[Begin Records supplied]
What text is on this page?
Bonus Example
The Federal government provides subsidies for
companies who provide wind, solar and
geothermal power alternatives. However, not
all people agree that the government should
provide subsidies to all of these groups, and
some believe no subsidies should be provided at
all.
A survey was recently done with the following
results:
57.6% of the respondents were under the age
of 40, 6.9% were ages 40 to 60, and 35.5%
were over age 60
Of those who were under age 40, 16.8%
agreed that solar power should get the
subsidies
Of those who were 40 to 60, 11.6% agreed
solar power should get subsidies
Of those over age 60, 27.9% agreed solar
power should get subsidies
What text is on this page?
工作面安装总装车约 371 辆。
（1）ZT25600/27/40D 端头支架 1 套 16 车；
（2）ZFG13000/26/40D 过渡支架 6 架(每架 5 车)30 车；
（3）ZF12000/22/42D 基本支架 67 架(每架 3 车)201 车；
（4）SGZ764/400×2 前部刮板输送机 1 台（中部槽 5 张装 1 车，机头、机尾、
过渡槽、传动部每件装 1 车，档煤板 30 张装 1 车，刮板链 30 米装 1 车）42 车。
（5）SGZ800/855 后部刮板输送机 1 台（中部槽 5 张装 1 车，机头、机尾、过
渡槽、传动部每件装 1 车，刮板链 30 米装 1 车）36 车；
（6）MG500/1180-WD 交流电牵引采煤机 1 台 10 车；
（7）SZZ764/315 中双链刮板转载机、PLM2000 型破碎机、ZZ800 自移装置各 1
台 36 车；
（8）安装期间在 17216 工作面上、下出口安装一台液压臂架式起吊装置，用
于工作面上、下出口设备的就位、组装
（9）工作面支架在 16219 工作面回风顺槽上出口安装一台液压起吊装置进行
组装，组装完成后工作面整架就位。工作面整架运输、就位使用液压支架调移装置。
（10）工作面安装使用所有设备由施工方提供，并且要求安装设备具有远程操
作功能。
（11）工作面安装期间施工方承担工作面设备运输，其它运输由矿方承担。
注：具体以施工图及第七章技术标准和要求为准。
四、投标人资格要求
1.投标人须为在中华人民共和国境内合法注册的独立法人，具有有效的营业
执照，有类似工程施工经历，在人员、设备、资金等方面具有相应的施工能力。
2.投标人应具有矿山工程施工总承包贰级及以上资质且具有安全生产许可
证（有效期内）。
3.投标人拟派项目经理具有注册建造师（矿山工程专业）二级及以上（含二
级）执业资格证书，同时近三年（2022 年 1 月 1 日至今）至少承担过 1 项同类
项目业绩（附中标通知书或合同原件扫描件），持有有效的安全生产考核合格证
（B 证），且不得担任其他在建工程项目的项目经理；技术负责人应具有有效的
[End Records supplied]
_Work required_: Produce a verbatim transcription of the entries above.

_Output of the exercise_:
What text is on this page?
Bonus Example
The Federal government provides subsidies for
companies who provide wind, solar and
geothermal power alternatives. However, not
all people agree that the government should
provide subsidies to all of these groups, and
some believe no subsidies should be provided at
all.
A survey was recently done with the following
results:
57.6% of the respondents were under the age
of 40, 6.9% were ages 40 to 60, and 35.5%
were over age 60
Of those who were under age 40, 16.8%
agreed that solar power should get the
subsidies
Of those who were 40 to 60, 11.6% agreed
solar power should get subsidies
Of those over age 60, 27.9% agreed solar
power should get subsidies
What text is on this page?
工作面安装总装车约 371 辆。
（1）ZT25600/27/40D 端头支架 1 套 16 车；
（2）ZFG13000/26/40D 过渡支架 6 架(每架 5 车)30 车；
（3）ZF12000/22/42D 基本支架 67 架(每架 3 车)201 车；
（4）SGZ764/400×2 前部刮板输送机 1 台（中部槽 5 张装 1 车，机头、机尾、
过渡槽、传动部每件装 1 车，档煤板 30 张装 1 车，刮板链 30 米装 1 车）42 车。
（5）SGZ800/855 后部刮板输送机 1 台（中部槽 5 张装 1 车，机头、机尾、过
渡槽、传动部每件装 1 车，刮板链 30 米装 1 车）36 车；
（6）MG500/1180-WD 交流电牵引采煤机 1 台 10 车；
（7）SZZ764/315 中双链刮板转载机、PLM2000 型破碎机、ZZ800 自移装置各 1
台 36 车；
（8）安装期间在 17216 工作面上、下出口安装一台液压臂架式起吊装置，用
于工作面上、下出口设备的就位、组装
（9）工作面支架在 16219 工作面回风顺槽上出口安装一台液压起吊装置进行
组装，组装完成后工作面整架就位。工作面整架运输、就位使用液压支架调移装置。
（10）工作面安装使用所有设备由施工方提供，并且要求安装设备具有远程操
作功能。
（11）工作面安装期间施工方承担工作面设备运输，其它运输由矿方承担。
注：具体以施工图及第七章技术标准和要求为准。
四、投标人资格要求
1.投标人须为在中华人民共和国境内合法注册的独立法人，具有有效的营业
执照，有类似工程施工经历，在人员、设备、资金等方面具有相应的施工能力。
2.投标人应具有矿山工程施工总承包贰级及以上资质且具有安全生产许可
证（有效期内）。
3.投标人拟派项目经理具有注册建造师（矿山工程专业）二级及以上（含二
级）执业资格证书，同时近三年（2022 年 1 月 1 日至今）至少承担过 1 项同类
项目业绩（附中标通知书或合同原件扫描件），持有有效的安全生产考核合格证
（B 证），且不得担任其他在建工程项目的项目经理；技术负责人应具有有效的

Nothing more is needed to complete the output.